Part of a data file
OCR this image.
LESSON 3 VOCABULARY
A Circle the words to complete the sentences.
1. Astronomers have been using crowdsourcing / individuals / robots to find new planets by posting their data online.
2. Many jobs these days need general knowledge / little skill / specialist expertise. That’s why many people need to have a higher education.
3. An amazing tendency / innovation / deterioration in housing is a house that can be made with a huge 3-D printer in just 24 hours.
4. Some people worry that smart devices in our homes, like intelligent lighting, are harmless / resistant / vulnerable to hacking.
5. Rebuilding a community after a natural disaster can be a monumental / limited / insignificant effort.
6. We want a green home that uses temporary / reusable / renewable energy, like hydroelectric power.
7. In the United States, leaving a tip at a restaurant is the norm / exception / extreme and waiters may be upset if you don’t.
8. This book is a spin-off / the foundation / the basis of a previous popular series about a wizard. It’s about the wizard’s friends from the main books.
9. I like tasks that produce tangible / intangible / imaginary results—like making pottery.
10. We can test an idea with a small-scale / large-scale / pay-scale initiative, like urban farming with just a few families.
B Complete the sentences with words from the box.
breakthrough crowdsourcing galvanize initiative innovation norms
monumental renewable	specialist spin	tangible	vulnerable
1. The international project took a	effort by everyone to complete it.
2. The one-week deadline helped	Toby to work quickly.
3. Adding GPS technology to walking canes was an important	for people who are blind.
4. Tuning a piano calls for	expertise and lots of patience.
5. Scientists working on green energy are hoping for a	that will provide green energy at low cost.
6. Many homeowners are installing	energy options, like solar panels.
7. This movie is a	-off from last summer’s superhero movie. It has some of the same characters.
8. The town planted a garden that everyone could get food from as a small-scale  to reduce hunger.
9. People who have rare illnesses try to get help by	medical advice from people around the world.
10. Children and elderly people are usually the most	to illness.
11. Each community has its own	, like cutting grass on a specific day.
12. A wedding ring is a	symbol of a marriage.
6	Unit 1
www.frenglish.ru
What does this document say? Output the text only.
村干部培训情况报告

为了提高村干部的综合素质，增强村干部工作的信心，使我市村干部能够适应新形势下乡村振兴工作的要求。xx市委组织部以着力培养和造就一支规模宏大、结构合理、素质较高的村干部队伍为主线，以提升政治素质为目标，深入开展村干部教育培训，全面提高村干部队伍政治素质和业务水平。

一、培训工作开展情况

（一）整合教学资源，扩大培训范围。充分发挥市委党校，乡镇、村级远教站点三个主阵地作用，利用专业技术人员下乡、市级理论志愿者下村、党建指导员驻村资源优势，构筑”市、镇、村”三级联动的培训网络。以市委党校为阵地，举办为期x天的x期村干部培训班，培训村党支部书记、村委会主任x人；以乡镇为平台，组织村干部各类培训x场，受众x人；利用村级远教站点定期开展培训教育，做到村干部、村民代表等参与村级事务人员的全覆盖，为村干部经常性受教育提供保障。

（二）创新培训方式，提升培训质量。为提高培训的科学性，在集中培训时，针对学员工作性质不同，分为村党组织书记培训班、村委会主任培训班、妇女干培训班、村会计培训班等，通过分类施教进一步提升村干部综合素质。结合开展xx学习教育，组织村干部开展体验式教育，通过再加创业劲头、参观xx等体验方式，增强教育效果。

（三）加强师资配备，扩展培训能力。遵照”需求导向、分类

Aim of the task →
Every line of the records above needs to be given again exactly.

Result of this exercise →
OCR this image.
LESSON 3 VOCABULARY
A Circle the words to complete the sentences.
1. Astronomers have been using crowdsourcing / individuals / robots to find new planets by posting their data online.
2. Many jobs these days need general knowledge / little skill / specialist expertise. That’s why many people need to have a higher education.
3. An amazing tendency / innovation / deterioration in housing is a house that can be made with a huge 3-D printer in just 24 hours.
4. Some people worry that smart devices in our homes, like intelligent lighting, are harmless / resistant / vulnerable to hacking.
5. Rebuilding a community after a natural disaster can be a monumental / limited / insignificant effort.
6. We want a green home that uses temporary / reusable / renewable energy, like hydroelectric power.
7. In the United States, leaving a tip at a restaurant is the norm / exception / extreme and waiters may be upset if you don’t.
8. This book is a spin-off / the foundation / the basis of a previous popular series about a wizard. It’s about the wizard’s friends from the main books.
9. I like tasks that produce tangible / intangible / imaginary results—like making pottery.
10. We can test an idea with a small-scale / large-scale / pay-scale initiative, like urban farming with just a few families.
B Complete the sentences with words from the box.
breakthrough crowdsourcing galvanize initiative innovation norms
monumental renewable	specialist spin	tangible	vulnerable
1. The international project took a	effort by everyone to complete it.
2. The one-week deadline helped	Toby to work quickly.
3. Adding GPS technology to walking canes was an important	for people who are blind.
4. Tuning a piano calls for	expertise and lots of patience.
5. Scientists working on green energy are hoping for a	that will provide green energy at low cost.
6. Many homeowners are installing	energy options, like solar panels.
7. This movie is a	-off from last summer’s superhero movie. It has some of the same characters.
8. The town planted a garden that everyone could get food from as a small-scale  to reduce hunger.
9. People who have rare illnesses try to get help by	medical advice from people around the world.
10. Children and elderly people are usually the most	to illness.
11. Each community has its own	, like cutting grass on a specific day.
12. A wedding ring is a	symbol of a marriage.
6	Unit 1
www.frenglish.ru
What does this document say? Output the text only.
村干部培训情况报告

为了提高村干部的综合素质，增强村干部工作的信心，使我市村干部能够适应新形势下乡村振兴工作的要求。xx市委组织部以着力培养和造就一支规模宏大、结构合理、素质较高的村干部队伍为主线，以提升政治素质为目标，深入开展村干部教育培训，全面提高村干部队伍政治素质和业务水平。

一、培训工作开展情况

（一）整合教学资源，扩大培训范围。充分发挥市委党校，乡镇、村级远教站点三个主阵地作用，利用专业技术人员下乡、市级理论志愿者下村、党建指导员驻村资源优势，构筑”市、镇、村”三级联动的培训网络。以市委党校为阵地，举办为期x天的x期村干部培训班，培训村党支部书记、村委会主任x人；以乡镇为平台，组织村干部各类培训x场，受众x人；利用村级远教站点定期开展培训教育，做到村干部、村民代表等参与村级事务人员的全覆盖，为村干部经常性受教育提供保障。

（二）创新培训方式，提升培训质量。为提高培训的科学性，在集中培训时，针对学员工作性质不同，分为村党组织书记培训班、村委会主任培训班、妇女干培训班、村会计培训班等，通过分类施教进一步提升村干部综合素质。结合开展xx学习教育，组织村干部开展体验式教育，通过再加创业劲头、参观xx等体验方式，增强教育效果。

（三）加强师资配备，扩展培训能力。遵照”需求导向、分类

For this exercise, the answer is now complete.